╭─ Task material

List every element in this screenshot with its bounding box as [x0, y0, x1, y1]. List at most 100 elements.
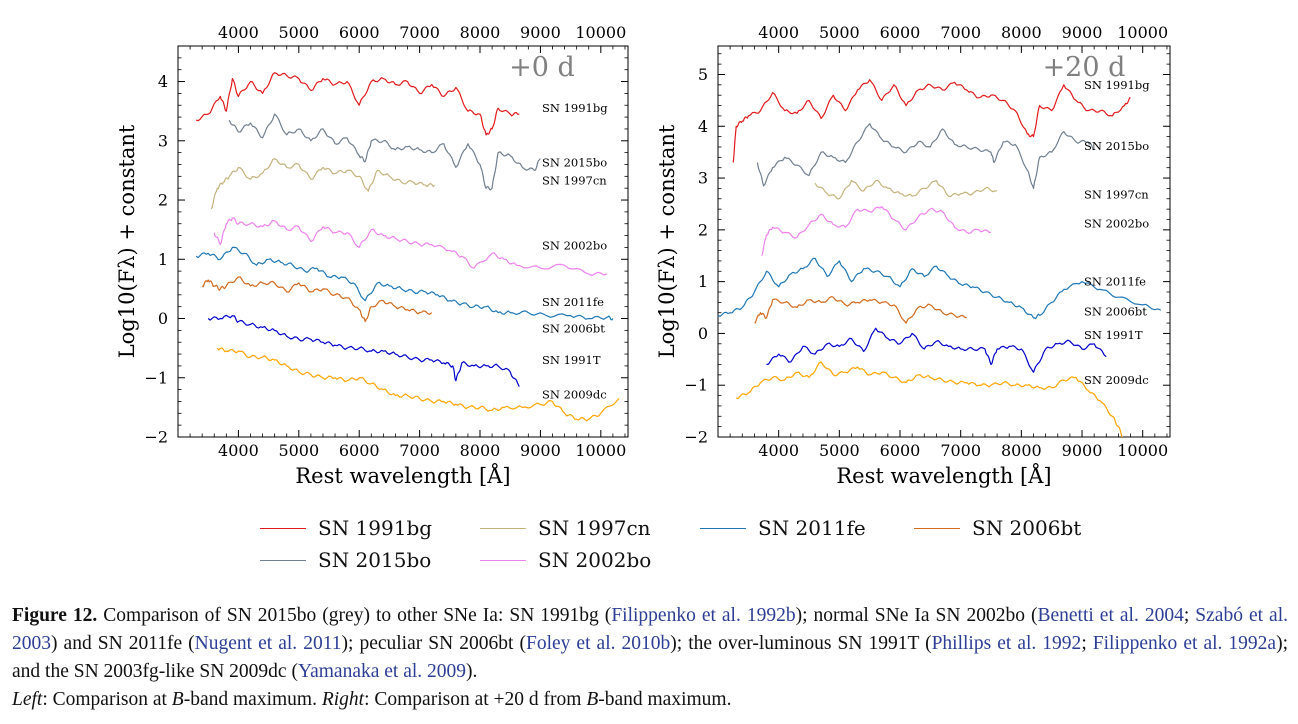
x-tick-label: 9000: [520, 441, 561, 460]
caption-band: B: [586, 689, 599, 710]
caption-band: B: [171, 689, 184, 710]
y-tick-label: 2: [158, 191, 168, 210]
plot-frame-right: [717, 45, 1171, 438]
x-tick-label-top: 5000: [278, 23, 319, 42]
x-tick-label: 5000: [819, 441, 860, 460]
x-tick-label-top: 6000: [880, 23, 921, 42]
caption-text: ;: [1183, 605, 1196, 626]
y-tick-label: 2: [698, 220, 708, 239]
legend-item-sn2006bt: SN 2006bt: [914, 516, 1081, 540]
y-tick-label: 4: [698, 117, 708, 136]
caption-text: -band maximum.: [183, 689, 322, 710]
legend-item-sn2002bo: SN 2002bo: [480, 548, 651, 572]
spectrum-line-sn-2006bt: [754, 296, 967, 324]
y-tick-label: −2: [684, 428, 708, 447]
caption-text: -band maximum.: [598, 689, 732, 710]
x-tick-label-top: 6000: [339, 23, 380, 42]
figure-panels: 4000 4000 5000 5000 6000 6000 7000 7000 8000 8000…: [115, 23, 1171, 488]
spectrum-line-sn-1991bg: [732, 79, 1131, 163]
caption-text: : Comparison at +20 d from: [364, 689, 587, 710]
x-tick-label: 5000: [278, 441, 319, 460]
y-tick-label: 3: [158, 131, 168, 150]
spectrum-line-sn-1991t: [207, 314, 520, 387]
caption-text: : Comparison at: [42, 689, 172, 710]
legend-swatch: [480, 527, 526, 529]
citation-link[interactable]: Filippenko et al. 1992a: [1092, 633, 1277, 654]
x-tick-label-top: 4000: [218, 23, 259, 42]
spectrum-line-sn-1991t: [766, 327, 1107, 373]
x-axis-label: Rest wavelength [Å]: [295, 463, 510, 488]
figure-label: Figure 12.: [12, 605, 98, 626]
series-label: SN 1997cn: [1084, 188, 1149, 202]
citation-link[interactable]: Filippenko et al. 1992b: [611, 605, 796, 626]
citation-link[interactable]: Nugent et al. 2011: [194, 633, 342, 654]
legend-item-sn2011fe: SN 2011fe: [700, 516, 866, 540]
citation-link[interactable]: Phillips et al. 1992: [931, 633, 1082, 654]
series-label: SN 1991T: [542, 353, 601, 367]
legend-item-sn1997cn: SN 1997cn: [480, 516, 651, 540]
caption-text: ); the over-luminous SN 1991T (: [670, 633, 932, 654]
legend-swatch: [260, 527, 306, 529]
series-label: SN 2009dc: [1084, 373, 1149, 387]
series-label: SN 2015bo: [1084, 139, 1149, 153]
x-tick-label: 8000: [460, 441, 501, 460]
x-tick-label-top: 8000: [460, 23, 501, 42]
spectrum-line-sn-1991bg: [195, 72, 520, 136]
citation-link[interactable]: Benetti et al. 2004: [1037, 605, 1184, 626]
series-label: SN 1991T: [1084, 328, 1143, 342]
series-label: SN 2006bt: [542, 322, 605, 336]
epoch-annotation: +20 d: [1043, 52, 1126, 83]
spectrum-line-sn-2002bo: [761, 205, 992, 256]
x-tick-label-top: 4000: [758, 23, 799, 42]
spectrum-line-sn-1997cn: [210, 158, 436, 210]
spectrum-line-sn-2011fe: [195, 246, 614, 321]
series-label: SN 2002bo: [542, 239, 607, 253]
x-tick-label: 4000: [758, 441, 799, 460]
y-tick-label: 4: [158, 72, 168, 91]
x-tick-label-top: 10000: [575, 23, 626, 42]
legend-label: SN 1997cn: [538, 516, 651, 540]
series-label: SN 2006bt: [1084, 305, 1147, 319]
series-label: SN 2015bo: [542, 156, 607, 170]
y-tick-label: 1: [158, 250, 168, 269]
chart-legend: SN 1991bg SN 2015bo SN 1997cn SN 2002bo …: [250, 516, 1150, 576]
series-label: SN 1991bg: [1084, 78, 1150, 92]
figure-caption: Figure 12. Comparison of SN 2015bo (grey…: [12, 602, 1288, 714]
x-tick-label: 6000: [339, 441, 380, 460]
caption-text: ).: [466, 661, 478, 682]
y-tick-label: −2: [144, 428, 168, 447]
legend-swatch: [480, 559, 526, 561]
epoch-annotation: +0 d: [509, 52, 575, 83]
citation-link[interactable]: Foley et al. 2010b: [525, 633, 671, 654]
x-tick-label: 10000: [1117, 441, 1168, 460]
y-tick-label: −1: [144, 368, 168, 387]
caption-text: ); peculiar SN 2006bt (: [341, 633, 526, 654]
x-tick-label: 8000: [1001, 441, 1042, 460]
series-label: SN 2011fe: [542, 295, 604, 309]
y-tick-label: 0: [158, 309, 168, 328]
y-tick-label: 1: [698, 272, 708, 291]
x-tick-label: 4000: [218, 441, 259, 460]
citation-link[interactable]: Yamanaka et al. 2009: [297, 661, 467, 682]
spectrum-line-sn-2015bo: [228, 113, 541, 191]
x-tick-label-top: 7000: [399, 23, 440, 42]
x-tick-label: 9000: [1062, 441, 1103, 460]
legend-swatch: [700, 527, 746, 529]
legend-item-sn2015bo: SN 2015bo: [260, 548, 431, 572]
spectrum-line-sn-2006bt: [201, 276, 433, 323]
x-tick-label: 10000: [575, 441, 626, 460]
x-tick-label-top: 10000: [1117, 23, 1168, 42]
series-label: SN 2009dc: [542, 387, 607, 401]
y-tick-label: 5: [698, 65, 708, 84]
caption-text: ;: [1081, 633, 1093, 654]
spectrum-line-sn-2009dc: [736, 361, 1123, 437]
spectrum-line-sn-2015bo: [756, 123, 1095, 189]
series-label: SN 2002bo: [1084, 217, 1149, 231]
y-tick-label: 0: [698, 324, 708, 343]
citation-link[interactable]: Szabó et al. 2003: [12, 605, 1288, 654]
spectrum-line-sn-1997cn: [814, 179, 998, 200]
spectrum-line-sn-2009dc: [216, 347, 620, 422]
x-axis-label: Rest wavelength [Å]: [836, 463, 1051, 488]
legend-label: SN 2006bt: [972, 516, 1082, 540]
spectrum-line-sn-2002bo: [213, 217, 608, 277]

╰─

▸ Your task: Which lines of the records above contain the string "item"? Return each one copied in full, treating uppercase and lowercase as different.

▸ Solution to the problem:
legend-item-sn2006bt: SN 2006bt: [914, 516, 1081, 540]
legend-item-sn2002bo: SN 2002bo: [480, 548, 651, 572]
legend-item-sn2011fe: SN 2011fe: [700, 516, 866, 540]
legend-item-sn1997cn: SN 1997cn: [480, 516, 651, 540]
legend-item-sn2015bo: SN 2015bo: [260, 548, 431, 572]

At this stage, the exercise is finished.